-- Start --
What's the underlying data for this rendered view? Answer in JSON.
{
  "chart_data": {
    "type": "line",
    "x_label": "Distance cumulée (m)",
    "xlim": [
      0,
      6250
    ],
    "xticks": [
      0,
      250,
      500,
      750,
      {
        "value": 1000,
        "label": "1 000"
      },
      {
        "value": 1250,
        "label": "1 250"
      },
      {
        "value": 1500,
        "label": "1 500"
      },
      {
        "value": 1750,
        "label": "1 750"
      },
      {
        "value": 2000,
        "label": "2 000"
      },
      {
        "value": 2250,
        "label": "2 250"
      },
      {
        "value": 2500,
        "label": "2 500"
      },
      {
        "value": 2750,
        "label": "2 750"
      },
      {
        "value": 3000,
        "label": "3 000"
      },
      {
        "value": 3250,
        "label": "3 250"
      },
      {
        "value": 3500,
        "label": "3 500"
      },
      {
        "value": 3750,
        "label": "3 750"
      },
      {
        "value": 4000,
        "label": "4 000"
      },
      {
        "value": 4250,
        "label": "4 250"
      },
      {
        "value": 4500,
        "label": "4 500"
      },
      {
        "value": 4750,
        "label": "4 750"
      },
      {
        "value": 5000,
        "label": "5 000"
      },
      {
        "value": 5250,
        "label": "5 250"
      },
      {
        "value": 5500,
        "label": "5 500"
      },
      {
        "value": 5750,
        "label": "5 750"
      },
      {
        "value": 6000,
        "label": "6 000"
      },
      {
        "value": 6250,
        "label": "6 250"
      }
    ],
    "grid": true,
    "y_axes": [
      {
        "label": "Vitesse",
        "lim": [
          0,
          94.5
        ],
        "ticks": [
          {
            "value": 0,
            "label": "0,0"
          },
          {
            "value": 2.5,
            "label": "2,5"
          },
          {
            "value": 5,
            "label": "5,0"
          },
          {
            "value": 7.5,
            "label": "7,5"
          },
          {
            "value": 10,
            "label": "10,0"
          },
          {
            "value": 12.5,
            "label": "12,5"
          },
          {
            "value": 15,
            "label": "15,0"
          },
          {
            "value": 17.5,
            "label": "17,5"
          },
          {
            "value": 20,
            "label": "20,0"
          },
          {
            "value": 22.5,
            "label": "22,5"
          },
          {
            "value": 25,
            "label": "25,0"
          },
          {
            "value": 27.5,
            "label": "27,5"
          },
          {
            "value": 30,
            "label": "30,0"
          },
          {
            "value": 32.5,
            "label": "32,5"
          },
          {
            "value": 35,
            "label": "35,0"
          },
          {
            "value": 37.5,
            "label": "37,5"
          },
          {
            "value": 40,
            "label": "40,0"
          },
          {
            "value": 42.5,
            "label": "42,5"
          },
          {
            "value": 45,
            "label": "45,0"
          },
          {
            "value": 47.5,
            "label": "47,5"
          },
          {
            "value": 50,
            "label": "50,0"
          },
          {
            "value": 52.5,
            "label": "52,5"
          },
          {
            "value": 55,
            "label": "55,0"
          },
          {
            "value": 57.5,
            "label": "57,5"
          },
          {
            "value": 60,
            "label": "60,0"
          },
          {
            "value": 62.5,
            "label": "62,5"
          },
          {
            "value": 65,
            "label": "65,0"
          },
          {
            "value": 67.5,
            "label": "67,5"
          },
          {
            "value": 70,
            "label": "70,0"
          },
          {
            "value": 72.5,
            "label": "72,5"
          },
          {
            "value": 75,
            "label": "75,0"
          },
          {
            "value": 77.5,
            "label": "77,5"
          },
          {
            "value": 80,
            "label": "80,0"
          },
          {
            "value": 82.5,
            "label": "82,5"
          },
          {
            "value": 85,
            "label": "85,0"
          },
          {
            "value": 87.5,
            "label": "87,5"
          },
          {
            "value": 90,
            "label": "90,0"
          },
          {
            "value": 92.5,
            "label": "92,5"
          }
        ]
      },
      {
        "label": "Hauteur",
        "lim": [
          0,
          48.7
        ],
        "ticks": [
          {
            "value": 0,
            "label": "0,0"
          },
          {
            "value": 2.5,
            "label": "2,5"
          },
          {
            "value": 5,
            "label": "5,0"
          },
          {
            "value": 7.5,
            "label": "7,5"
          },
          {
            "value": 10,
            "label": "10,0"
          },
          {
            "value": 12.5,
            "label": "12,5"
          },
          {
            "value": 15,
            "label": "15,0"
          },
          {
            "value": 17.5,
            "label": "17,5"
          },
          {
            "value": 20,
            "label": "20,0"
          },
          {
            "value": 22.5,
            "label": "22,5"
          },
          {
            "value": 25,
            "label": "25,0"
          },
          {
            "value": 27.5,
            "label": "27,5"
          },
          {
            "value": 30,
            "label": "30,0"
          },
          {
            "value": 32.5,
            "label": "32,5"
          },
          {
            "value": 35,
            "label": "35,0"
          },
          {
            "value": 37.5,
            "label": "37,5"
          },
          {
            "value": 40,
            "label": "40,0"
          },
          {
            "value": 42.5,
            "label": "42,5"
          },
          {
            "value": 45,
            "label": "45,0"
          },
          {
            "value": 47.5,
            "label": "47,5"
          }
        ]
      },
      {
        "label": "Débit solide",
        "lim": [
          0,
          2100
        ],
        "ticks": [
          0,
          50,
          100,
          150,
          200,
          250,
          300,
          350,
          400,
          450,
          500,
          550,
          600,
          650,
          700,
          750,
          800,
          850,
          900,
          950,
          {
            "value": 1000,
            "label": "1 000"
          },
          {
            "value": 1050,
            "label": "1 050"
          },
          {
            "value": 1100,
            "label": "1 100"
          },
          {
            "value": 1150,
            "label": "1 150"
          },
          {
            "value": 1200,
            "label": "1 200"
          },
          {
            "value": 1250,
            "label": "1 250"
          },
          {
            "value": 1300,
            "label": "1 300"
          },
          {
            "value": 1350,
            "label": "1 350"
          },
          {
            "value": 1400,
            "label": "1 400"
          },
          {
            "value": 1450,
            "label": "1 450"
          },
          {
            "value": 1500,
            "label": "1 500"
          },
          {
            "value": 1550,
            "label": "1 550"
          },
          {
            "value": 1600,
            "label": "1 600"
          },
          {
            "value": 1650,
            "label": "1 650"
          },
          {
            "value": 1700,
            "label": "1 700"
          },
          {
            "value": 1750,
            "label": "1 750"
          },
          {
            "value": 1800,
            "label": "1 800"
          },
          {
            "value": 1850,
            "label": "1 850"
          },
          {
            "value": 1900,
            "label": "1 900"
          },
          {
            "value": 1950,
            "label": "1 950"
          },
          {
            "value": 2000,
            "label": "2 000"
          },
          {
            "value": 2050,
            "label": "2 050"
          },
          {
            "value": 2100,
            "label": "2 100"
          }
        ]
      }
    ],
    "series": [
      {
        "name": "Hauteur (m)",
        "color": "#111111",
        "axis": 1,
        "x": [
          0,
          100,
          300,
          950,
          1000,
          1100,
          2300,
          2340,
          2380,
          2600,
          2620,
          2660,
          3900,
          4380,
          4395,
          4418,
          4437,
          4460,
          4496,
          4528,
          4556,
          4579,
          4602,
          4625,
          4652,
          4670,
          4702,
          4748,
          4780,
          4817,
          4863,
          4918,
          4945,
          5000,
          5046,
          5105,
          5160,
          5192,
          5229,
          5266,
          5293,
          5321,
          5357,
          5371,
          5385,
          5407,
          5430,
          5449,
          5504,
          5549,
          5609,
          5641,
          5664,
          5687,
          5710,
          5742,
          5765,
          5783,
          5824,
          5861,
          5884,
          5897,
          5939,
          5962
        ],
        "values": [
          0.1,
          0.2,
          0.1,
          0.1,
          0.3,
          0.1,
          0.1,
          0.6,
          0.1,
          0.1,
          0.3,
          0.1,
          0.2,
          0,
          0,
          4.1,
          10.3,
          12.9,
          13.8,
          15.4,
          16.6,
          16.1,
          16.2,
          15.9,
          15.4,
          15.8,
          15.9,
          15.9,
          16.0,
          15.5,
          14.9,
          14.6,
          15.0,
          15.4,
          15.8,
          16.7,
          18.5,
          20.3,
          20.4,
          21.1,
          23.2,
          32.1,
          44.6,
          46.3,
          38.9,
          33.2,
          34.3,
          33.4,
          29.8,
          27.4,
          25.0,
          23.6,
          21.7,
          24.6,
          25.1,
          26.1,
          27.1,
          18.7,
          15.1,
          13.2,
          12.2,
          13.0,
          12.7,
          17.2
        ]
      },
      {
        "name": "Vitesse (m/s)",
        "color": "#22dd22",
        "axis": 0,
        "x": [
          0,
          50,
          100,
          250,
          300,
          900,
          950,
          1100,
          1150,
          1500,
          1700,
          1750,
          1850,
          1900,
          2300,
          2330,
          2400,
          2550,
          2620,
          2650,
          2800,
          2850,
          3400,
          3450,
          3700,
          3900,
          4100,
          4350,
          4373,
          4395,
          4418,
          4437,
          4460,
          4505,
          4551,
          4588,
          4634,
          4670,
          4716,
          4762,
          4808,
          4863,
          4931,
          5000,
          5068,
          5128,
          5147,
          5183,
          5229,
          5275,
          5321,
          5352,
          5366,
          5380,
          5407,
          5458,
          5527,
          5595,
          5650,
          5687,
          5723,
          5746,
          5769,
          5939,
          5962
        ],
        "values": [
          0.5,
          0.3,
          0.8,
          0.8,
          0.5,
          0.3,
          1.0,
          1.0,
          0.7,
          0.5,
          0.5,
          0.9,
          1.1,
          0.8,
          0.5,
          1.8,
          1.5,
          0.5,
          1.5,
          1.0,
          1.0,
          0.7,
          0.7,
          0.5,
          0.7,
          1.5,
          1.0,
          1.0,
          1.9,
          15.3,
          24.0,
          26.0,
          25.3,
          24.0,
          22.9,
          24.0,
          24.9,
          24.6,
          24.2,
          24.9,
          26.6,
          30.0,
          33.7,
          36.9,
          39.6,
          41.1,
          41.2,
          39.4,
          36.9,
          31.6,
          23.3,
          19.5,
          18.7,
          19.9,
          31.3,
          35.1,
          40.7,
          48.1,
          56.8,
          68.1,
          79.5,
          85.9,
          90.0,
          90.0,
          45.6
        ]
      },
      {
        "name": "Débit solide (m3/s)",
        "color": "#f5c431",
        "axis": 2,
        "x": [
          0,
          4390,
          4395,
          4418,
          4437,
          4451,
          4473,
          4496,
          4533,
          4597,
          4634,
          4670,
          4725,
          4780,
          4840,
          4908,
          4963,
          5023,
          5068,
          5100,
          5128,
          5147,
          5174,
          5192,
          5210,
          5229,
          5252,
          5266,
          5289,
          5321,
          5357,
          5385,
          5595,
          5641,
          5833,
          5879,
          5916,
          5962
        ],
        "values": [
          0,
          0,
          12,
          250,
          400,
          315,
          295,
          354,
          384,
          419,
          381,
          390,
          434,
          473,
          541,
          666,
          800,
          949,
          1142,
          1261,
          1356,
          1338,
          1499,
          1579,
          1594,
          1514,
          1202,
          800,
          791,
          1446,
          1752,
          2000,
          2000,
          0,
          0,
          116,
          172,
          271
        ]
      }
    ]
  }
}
-- End --
=== WHAT THE TASK ASKS ===
Of all the lines in the data above, state how many include "color". Say only the number.

=== EXERCISE OUTPUT ===
3